• **Task goal**
Gather every line that includes the word "left", please.

• **Dataset entries on figures**
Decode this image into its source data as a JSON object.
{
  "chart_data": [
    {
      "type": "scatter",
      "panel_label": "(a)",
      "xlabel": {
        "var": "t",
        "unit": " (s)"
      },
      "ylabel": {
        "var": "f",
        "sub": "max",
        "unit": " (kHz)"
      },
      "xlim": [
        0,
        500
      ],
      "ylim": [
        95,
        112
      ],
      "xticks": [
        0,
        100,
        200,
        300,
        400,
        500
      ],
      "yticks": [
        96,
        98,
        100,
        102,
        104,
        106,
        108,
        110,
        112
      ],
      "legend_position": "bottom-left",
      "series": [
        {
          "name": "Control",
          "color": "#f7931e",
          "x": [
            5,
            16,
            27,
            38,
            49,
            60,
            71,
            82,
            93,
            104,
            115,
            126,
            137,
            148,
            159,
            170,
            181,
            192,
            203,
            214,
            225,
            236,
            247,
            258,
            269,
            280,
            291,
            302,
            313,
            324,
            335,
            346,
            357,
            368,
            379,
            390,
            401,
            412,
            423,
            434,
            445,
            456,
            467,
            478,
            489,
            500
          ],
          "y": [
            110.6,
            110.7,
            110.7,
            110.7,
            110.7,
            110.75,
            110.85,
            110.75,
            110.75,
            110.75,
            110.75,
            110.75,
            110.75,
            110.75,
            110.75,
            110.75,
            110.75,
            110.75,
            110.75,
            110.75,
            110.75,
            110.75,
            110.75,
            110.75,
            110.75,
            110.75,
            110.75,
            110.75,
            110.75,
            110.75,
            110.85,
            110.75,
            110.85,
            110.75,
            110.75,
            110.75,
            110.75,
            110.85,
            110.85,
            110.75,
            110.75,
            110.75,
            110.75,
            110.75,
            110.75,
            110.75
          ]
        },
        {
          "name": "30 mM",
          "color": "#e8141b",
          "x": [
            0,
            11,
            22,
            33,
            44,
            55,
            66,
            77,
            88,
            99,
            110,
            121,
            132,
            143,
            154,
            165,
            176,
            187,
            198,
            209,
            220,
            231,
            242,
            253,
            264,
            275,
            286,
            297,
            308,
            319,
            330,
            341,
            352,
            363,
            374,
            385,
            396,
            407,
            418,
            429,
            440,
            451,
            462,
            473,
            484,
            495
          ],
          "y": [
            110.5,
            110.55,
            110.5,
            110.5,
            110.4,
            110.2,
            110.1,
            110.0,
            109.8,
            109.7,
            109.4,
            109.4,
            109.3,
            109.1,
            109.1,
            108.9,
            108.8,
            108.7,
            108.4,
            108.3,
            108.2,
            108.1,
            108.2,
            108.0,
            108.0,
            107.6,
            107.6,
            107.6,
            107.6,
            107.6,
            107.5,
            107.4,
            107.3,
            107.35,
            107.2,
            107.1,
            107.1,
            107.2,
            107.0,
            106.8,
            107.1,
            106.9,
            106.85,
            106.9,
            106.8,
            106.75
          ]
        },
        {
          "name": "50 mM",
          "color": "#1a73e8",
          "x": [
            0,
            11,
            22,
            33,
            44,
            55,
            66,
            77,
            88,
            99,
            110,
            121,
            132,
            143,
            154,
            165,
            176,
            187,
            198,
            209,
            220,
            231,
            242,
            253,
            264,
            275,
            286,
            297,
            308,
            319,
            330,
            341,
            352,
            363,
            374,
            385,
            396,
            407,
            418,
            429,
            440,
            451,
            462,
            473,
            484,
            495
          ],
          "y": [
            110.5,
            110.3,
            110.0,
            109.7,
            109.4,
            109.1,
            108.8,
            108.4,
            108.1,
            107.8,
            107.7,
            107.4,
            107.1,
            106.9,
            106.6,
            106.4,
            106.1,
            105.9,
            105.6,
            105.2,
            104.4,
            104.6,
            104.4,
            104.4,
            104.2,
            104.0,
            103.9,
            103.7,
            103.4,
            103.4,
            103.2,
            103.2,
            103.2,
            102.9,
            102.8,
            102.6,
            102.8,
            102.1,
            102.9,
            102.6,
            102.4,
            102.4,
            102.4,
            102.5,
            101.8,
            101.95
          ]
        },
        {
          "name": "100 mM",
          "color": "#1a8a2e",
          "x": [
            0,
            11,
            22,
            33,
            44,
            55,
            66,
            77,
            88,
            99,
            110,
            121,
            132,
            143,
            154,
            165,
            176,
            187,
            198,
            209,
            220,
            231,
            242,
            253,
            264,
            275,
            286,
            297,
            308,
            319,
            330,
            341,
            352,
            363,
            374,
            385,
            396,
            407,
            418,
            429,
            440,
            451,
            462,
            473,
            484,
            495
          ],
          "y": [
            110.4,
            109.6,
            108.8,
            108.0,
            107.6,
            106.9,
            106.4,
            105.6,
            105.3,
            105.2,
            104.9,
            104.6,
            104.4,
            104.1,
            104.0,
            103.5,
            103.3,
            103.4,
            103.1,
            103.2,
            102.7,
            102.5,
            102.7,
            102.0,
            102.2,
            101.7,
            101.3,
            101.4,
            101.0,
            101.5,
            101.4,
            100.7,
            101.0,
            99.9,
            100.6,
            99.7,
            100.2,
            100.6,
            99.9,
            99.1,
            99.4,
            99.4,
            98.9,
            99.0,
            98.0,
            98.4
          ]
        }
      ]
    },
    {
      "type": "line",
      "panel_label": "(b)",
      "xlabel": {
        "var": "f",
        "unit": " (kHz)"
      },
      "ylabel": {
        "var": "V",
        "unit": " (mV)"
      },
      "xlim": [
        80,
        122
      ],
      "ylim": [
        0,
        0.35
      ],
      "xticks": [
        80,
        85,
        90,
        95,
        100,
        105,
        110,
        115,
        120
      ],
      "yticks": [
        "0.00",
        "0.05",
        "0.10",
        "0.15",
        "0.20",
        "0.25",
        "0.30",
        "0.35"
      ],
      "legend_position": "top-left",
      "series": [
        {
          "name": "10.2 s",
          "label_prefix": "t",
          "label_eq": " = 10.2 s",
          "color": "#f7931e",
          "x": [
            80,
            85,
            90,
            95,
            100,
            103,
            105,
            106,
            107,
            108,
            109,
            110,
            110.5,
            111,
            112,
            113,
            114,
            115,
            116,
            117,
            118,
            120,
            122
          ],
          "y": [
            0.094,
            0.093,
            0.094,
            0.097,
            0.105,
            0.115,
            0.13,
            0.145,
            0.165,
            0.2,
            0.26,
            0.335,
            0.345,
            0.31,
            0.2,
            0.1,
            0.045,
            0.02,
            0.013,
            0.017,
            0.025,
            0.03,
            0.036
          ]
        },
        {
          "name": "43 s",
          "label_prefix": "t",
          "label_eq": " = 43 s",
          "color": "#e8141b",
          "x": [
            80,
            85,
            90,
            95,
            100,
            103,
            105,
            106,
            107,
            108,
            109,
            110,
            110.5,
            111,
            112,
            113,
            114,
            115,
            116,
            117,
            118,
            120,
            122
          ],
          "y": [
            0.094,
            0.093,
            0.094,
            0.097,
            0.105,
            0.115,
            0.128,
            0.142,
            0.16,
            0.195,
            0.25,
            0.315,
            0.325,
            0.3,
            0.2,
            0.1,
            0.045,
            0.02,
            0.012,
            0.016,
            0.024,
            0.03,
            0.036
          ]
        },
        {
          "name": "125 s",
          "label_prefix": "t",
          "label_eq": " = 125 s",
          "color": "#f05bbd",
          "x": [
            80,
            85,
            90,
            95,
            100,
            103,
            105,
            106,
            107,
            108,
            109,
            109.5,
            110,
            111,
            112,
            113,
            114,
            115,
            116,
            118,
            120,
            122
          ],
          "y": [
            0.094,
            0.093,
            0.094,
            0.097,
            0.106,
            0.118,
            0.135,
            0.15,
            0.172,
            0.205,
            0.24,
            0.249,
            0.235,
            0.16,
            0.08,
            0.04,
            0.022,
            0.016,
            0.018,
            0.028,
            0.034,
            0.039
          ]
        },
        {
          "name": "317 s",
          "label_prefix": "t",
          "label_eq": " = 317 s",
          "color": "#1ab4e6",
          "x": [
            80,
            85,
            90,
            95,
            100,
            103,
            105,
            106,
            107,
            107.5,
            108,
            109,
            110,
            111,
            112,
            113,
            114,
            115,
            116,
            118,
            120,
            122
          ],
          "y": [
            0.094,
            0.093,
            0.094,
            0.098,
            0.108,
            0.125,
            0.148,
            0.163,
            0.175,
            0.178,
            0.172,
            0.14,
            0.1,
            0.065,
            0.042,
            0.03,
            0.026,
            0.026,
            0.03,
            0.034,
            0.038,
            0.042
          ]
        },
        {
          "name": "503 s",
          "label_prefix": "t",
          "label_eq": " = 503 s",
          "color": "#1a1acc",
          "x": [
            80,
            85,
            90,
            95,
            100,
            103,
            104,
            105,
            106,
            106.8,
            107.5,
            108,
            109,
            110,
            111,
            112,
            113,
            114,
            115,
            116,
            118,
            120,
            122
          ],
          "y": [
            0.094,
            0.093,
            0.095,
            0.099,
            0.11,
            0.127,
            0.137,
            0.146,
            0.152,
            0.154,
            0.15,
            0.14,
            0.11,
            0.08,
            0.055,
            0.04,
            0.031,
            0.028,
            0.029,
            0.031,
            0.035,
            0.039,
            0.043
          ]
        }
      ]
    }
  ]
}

• **Result**
      "legend_position": "bottom-left",
      "legend_position": "top-left",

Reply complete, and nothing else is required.